▸ The exercise
Which lines in the records below contain the word "Secrets"? Copy each one out.
********************
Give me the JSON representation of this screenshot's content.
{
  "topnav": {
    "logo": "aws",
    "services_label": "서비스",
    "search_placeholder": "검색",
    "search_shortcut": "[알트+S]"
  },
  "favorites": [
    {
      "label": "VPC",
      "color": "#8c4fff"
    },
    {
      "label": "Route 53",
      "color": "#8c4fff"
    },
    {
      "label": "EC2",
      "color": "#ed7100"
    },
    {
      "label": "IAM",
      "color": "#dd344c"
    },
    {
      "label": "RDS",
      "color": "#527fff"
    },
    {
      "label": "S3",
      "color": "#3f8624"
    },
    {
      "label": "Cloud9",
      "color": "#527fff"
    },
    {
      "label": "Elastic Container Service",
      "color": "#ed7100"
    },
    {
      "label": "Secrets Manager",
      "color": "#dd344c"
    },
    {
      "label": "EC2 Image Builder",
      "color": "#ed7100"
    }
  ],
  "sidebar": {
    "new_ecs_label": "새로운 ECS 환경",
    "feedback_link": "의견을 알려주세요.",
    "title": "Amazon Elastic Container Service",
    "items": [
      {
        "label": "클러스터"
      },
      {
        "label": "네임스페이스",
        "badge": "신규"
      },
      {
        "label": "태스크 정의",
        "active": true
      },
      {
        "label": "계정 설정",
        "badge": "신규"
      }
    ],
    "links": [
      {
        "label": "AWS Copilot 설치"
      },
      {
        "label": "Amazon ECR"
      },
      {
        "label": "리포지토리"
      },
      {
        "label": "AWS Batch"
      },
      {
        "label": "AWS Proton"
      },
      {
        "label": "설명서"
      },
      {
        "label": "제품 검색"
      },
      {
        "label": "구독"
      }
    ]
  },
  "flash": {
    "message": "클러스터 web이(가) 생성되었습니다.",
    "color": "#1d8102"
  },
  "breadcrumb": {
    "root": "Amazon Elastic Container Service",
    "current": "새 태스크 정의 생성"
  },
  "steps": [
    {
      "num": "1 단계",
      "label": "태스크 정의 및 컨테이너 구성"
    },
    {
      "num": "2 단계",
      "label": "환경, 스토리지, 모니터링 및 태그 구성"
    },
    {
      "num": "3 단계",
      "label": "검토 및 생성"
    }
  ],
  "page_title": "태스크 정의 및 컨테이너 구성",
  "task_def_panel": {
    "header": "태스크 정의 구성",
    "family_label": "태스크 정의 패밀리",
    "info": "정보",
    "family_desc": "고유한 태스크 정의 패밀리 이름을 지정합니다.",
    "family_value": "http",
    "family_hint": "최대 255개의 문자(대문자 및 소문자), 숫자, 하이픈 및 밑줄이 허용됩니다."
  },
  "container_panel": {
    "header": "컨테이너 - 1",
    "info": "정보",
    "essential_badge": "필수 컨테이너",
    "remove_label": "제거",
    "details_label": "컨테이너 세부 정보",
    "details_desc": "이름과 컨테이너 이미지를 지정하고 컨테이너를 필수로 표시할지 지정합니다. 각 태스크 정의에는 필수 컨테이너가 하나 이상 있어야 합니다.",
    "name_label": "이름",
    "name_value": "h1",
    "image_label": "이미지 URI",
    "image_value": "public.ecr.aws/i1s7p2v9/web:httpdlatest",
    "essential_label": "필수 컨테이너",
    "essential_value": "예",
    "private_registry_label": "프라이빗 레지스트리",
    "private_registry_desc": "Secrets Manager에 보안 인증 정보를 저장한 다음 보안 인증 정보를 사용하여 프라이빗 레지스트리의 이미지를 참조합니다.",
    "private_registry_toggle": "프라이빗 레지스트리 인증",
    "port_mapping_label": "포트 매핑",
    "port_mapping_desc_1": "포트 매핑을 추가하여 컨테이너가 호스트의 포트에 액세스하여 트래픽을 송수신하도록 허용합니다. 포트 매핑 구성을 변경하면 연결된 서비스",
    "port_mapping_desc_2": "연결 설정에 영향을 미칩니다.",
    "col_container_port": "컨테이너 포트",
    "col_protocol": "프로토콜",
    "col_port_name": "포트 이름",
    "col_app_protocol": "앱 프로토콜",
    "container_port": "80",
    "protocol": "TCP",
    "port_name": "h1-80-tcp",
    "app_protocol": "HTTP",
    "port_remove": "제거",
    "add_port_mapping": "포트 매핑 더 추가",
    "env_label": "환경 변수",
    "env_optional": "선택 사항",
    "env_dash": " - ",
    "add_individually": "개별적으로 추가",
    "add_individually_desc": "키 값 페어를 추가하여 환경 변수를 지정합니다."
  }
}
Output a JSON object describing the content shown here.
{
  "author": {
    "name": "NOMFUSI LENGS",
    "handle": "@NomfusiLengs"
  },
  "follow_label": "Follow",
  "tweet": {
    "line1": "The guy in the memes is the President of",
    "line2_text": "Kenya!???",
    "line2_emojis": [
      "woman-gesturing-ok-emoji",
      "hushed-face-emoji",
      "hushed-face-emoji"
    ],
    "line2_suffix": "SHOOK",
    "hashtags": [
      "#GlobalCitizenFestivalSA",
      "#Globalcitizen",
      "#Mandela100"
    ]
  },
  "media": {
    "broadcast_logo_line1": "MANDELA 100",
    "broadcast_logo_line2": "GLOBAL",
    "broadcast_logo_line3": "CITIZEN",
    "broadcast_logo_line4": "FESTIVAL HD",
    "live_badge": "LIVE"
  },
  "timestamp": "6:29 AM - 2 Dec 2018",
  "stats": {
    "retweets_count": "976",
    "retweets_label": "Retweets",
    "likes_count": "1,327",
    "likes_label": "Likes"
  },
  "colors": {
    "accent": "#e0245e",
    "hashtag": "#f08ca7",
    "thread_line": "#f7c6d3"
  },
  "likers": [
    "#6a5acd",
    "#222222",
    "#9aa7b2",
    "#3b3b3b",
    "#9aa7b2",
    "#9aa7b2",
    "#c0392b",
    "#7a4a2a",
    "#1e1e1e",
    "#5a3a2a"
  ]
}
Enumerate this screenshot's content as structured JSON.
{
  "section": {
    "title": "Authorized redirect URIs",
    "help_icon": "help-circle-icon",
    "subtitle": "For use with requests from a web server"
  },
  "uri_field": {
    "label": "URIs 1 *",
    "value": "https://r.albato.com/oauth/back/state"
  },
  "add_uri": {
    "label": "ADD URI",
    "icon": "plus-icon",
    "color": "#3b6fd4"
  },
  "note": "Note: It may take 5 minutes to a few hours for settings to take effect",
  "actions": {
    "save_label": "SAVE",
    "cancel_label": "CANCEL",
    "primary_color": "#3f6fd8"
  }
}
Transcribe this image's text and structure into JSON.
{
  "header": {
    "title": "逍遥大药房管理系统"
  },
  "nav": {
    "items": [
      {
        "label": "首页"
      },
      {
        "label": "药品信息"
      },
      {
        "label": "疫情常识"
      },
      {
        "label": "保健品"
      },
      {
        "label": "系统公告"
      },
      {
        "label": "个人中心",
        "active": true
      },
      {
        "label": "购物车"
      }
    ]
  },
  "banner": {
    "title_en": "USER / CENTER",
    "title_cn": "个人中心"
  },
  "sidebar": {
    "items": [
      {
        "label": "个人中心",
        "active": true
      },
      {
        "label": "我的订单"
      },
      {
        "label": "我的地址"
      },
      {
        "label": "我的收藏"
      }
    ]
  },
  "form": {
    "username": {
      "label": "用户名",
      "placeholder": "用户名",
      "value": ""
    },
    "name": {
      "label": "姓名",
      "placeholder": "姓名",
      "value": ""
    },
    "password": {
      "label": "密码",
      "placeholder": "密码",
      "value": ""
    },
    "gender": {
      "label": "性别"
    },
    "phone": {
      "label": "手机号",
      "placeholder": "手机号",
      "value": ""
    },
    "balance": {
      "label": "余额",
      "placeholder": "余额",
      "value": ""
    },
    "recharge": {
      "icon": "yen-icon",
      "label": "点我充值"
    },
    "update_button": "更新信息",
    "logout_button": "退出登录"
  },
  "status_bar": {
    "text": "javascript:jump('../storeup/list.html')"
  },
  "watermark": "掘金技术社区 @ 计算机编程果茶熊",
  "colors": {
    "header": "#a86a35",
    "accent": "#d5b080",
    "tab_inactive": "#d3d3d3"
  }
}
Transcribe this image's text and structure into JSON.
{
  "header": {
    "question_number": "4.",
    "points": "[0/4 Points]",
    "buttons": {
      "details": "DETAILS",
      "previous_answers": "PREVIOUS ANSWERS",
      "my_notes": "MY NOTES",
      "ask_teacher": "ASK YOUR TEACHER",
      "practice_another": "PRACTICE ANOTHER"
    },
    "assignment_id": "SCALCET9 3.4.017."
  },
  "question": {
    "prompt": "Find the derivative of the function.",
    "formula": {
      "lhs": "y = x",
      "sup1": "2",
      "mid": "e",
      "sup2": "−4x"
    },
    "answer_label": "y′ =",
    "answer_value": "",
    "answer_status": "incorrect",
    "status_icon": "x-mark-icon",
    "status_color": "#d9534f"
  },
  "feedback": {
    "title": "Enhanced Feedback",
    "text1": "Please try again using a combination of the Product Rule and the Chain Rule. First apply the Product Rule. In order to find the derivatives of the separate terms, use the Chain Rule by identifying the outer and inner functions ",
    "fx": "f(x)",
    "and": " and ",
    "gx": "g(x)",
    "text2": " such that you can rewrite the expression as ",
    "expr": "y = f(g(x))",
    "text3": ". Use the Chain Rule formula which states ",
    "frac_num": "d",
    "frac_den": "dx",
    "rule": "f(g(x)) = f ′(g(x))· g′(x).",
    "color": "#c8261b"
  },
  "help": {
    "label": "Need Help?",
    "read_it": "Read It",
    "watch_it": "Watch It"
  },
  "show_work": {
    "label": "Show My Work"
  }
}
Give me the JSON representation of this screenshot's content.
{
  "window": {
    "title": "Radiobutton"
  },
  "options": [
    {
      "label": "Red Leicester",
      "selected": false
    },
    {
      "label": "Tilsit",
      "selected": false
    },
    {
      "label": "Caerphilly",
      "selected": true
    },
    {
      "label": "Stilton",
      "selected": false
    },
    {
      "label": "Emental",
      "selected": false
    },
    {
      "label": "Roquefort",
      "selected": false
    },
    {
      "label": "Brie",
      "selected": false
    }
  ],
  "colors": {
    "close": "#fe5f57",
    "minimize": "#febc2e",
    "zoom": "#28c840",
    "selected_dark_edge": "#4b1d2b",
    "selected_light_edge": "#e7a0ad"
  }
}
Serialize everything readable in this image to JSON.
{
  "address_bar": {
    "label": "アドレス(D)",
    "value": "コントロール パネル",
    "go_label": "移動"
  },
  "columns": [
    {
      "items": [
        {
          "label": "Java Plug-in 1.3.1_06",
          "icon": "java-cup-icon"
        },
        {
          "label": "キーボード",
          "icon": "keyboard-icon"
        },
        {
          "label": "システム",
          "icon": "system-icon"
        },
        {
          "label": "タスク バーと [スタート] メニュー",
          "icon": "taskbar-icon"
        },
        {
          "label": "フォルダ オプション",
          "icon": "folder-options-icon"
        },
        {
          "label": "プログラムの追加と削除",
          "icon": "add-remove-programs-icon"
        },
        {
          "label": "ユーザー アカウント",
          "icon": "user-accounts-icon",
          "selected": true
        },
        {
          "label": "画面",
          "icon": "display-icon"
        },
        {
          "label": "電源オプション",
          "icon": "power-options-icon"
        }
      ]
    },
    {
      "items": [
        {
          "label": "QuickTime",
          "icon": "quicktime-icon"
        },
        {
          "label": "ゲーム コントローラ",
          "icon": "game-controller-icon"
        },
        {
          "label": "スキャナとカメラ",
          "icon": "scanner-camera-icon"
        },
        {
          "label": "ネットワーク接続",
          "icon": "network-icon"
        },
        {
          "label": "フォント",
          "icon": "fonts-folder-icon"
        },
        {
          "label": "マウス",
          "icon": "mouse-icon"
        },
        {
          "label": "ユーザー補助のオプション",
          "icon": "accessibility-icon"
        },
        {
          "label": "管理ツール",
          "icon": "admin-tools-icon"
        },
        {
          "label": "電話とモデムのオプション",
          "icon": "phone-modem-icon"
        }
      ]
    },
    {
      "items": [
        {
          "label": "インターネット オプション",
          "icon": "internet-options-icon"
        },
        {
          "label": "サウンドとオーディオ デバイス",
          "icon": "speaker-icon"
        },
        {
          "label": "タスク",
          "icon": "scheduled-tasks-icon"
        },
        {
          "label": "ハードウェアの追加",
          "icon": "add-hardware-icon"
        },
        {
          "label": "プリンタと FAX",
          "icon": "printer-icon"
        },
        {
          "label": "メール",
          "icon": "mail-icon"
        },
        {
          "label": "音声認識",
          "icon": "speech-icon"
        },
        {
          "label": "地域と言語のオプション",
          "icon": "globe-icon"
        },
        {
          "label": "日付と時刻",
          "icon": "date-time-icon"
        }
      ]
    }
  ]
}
********************
▸ Output for this task
      "label": "Secrets Manager",
    "private_registry_desc": "Secrets Manager에 보안 인증 정보를 저장한 다음 보안 인증 정보를 사용하여 프라이빗 레지스트리의 이미지를 참조합니다.",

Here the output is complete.